*Task goal:* Pick out each line of the records below that contains the string "rotor", and copy those lines in full. Matching is case-sensitive.

== Data for this exercise

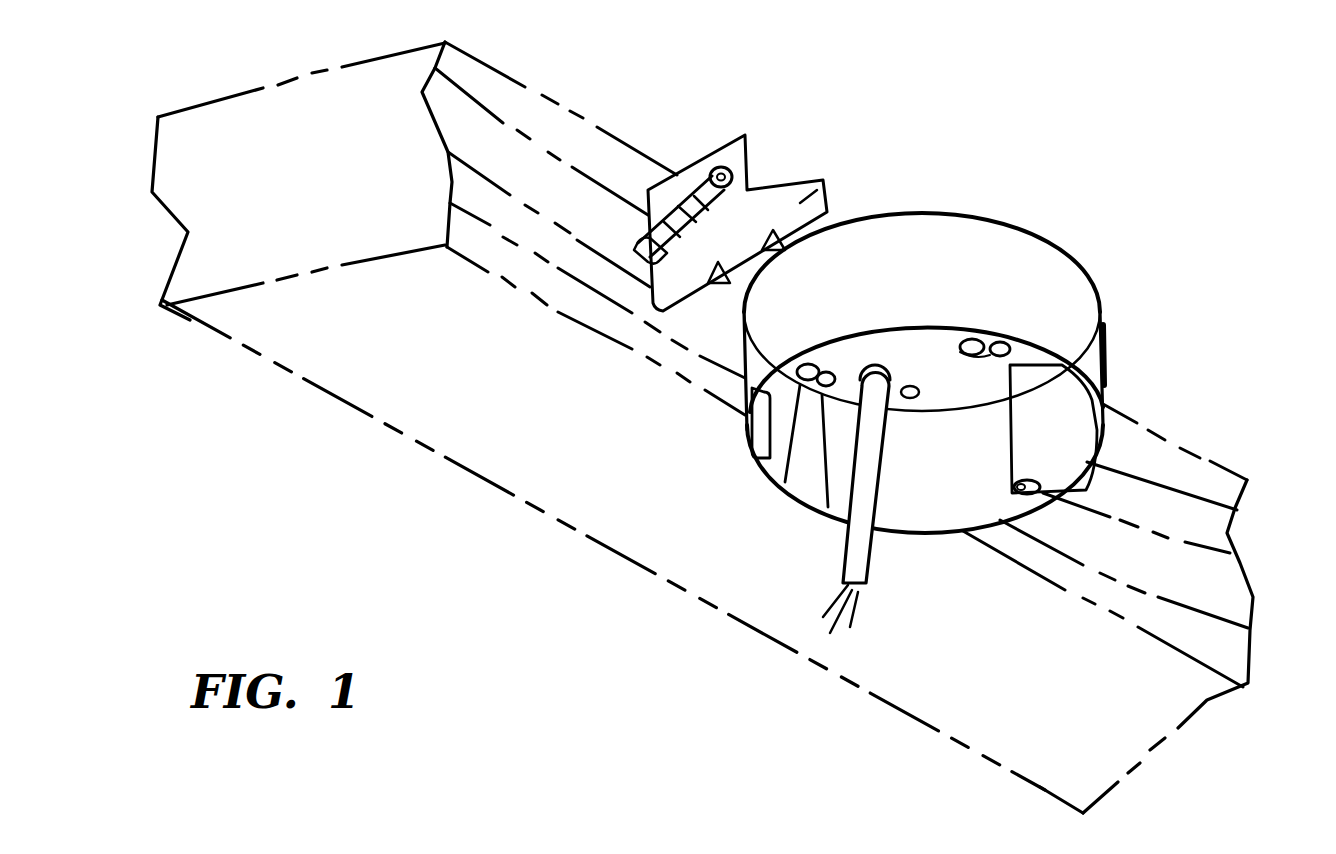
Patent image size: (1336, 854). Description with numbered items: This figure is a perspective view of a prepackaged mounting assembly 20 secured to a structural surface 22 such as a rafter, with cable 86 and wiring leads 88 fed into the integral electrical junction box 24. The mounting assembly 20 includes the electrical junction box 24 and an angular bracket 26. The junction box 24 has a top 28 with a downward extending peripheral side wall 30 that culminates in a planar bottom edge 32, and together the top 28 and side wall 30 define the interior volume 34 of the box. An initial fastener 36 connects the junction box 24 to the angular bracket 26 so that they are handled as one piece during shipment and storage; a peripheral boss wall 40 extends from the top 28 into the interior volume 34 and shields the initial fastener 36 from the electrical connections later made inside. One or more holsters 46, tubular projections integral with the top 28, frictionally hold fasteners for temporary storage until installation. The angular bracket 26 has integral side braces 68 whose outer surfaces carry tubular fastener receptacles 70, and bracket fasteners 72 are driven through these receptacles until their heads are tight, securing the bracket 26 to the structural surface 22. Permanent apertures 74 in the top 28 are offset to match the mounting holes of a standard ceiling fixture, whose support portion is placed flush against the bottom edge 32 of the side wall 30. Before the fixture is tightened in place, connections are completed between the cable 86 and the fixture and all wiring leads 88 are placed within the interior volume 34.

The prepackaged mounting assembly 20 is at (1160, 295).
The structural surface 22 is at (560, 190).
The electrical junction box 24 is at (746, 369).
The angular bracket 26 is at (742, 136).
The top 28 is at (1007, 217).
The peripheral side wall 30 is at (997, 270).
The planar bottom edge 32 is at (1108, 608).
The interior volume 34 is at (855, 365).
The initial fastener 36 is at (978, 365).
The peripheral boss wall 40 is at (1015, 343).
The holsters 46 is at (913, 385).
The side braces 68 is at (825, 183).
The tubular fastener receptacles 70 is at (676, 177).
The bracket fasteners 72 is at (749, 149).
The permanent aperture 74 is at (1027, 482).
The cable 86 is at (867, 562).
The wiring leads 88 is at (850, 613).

====
== Data for this exercise

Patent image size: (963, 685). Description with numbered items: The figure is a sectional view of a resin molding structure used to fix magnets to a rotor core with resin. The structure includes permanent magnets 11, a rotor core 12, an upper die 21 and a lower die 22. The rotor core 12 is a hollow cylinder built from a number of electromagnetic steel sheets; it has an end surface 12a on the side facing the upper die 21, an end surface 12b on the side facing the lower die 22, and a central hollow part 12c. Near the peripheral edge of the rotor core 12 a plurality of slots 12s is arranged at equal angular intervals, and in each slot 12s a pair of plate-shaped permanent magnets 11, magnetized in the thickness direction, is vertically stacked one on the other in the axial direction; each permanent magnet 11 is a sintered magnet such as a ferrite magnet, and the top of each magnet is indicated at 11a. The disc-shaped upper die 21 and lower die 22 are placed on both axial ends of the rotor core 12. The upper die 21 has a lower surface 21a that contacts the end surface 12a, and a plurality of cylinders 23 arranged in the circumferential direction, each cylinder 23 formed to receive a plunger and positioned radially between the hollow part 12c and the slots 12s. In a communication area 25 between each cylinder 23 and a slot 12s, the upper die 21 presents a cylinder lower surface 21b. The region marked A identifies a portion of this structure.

====

*Expected answer:*
Patent image size: (963, 685). Description with numbered items: The figure is a sectional view of a resin molding structure used to fix magnets to a rotor core with resin. The structure includes permanent magnets 11, a rotor core 12, an upper die 21 and a lower die 22. The rotor core 12 is a hollow cylinder built from a number of electromagnetic steel sheets; it has an end surface 12a on the side facing the upper die 21, an end surface 12b on the side facing the lower die 22, and a central hollow part 12c. Near the peripheral edge of the rotor core 12 a plurality of slots 12s is arranged at equal angular intervals, and in each slot 12s a pair of plate-shaped permanent magnets 11, magnetized in the thickness direction, is vertically stacked one on the other in the axial direction; each permanent magnet 11 is a sintered magnet such as a ferrite magnet, and the top of each magnet is indicated at 11a. The disc-shaped upper die 21 and lower die 22 are placed on both axial ends of the rotor core 12. The upper die 21 has a lower surface 21a that contacts the end surface 12a, and a plurality of cylinders 23 arranged in the circumferential direction, each cylinder 23 formed to receive a plunger and positioned radially between the hollow part 12c and the slots 12s. In a communication area 25 between each cylinder 23 and a slot 12s, the upper die 21 presents a cylinder lower surface 21b. The region marked A identifies a portion of this structure.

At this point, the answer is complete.